(Data entries)
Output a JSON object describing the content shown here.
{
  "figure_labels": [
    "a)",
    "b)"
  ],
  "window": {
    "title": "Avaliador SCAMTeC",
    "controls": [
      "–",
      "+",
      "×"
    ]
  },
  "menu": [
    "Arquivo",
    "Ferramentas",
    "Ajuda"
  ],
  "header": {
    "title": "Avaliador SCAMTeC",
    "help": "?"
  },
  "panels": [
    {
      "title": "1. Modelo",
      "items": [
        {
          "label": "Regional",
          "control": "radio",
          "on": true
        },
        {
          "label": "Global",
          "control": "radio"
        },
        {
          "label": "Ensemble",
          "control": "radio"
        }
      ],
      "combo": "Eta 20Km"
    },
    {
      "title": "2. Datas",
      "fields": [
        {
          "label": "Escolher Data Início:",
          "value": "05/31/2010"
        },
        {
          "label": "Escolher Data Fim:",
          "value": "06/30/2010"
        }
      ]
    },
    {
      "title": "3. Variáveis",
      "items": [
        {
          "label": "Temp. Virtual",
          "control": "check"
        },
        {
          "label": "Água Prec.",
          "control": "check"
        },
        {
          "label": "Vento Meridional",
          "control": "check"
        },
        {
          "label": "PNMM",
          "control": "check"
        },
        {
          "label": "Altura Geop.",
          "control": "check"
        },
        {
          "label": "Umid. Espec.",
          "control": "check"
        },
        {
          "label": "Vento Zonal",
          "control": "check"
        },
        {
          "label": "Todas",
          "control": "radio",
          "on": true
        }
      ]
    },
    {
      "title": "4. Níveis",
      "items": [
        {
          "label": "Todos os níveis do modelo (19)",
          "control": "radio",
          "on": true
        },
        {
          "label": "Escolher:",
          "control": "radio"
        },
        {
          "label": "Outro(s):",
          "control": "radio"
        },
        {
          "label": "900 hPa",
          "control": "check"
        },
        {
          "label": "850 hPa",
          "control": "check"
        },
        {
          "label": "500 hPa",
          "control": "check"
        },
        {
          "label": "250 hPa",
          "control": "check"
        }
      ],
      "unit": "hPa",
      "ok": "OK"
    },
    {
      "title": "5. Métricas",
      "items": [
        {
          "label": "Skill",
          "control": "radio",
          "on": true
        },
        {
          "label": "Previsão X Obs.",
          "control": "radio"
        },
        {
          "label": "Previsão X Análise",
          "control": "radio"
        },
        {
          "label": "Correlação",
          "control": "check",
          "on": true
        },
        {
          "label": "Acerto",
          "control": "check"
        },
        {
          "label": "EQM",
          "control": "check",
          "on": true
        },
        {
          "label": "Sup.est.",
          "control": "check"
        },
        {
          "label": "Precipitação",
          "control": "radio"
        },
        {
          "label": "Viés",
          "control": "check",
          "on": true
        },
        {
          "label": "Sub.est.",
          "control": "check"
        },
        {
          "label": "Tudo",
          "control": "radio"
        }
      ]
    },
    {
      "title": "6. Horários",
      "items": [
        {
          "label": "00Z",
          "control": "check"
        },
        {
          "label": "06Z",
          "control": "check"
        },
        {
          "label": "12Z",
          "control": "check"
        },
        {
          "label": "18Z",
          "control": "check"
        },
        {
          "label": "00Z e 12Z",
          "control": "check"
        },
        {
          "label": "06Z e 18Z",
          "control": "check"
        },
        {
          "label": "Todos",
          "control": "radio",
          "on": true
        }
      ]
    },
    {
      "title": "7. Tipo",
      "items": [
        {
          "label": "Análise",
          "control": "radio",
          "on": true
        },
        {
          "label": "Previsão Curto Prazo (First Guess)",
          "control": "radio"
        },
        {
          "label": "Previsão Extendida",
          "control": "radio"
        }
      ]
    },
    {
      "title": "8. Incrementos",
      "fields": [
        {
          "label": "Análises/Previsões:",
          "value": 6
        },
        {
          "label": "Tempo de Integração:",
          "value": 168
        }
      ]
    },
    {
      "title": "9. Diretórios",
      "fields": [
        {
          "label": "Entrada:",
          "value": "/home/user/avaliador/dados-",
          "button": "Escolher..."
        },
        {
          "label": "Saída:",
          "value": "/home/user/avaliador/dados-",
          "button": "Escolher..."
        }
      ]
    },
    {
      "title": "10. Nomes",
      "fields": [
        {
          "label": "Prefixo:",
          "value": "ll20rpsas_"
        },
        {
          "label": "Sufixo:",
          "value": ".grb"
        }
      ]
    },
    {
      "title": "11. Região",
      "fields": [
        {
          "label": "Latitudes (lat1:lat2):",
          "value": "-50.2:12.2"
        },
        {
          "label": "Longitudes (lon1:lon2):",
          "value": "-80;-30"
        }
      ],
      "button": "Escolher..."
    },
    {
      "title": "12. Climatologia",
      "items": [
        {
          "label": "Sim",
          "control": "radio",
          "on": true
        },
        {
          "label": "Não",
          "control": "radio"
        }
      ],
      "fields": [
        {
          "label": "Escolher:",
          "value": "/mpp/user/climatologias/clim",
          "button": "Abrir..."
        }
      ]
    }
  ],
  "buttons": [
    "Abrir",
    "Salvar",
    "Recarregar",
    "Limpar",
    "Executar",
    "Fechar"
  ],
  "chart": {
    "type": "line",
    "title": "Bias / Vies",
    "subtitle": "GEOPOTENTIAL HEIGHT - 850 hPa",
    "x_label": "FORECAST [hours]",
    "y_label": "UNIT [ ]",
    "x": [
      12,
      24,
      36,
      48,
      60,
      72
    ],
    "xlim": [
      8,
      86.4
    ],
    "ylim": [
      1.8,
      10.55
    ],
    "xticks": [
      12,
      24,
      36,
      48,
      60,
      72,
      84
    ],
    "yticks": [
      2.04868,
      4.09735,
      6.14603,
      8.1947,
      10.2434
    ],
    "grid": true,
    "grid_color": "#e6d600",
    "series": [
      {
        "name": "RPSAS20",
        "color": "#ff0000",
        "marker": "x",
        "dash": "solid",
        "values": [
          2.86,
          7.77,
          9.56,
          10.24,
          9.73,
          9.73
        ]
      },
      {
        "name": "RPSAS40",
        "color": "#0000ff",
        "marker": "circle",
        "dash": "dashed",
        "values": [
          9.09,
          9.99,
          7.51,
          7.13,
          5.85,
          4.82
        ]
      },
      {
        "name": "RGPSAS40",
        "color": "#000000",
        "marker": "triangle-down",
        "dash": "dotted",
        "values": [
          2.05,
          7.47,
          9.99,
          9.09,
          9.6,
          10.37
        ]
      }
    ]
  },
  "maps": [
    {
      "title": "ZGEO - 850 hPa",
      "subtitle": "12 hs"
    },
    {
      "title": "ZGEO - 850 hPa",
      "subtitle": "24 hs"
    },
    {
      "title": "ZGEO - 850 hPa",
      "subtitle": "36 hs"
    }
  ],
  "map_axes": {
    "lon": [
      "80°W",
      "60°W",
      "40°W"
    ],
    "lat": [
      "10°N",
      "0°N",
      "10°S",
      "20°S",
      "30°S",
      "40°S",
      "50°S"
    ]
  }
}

### TASK DIRECTIONS
What is the number of lines in the data that hold the word "Todos"? Reply with that number and nothing else.

### SOLUTION BELOW
2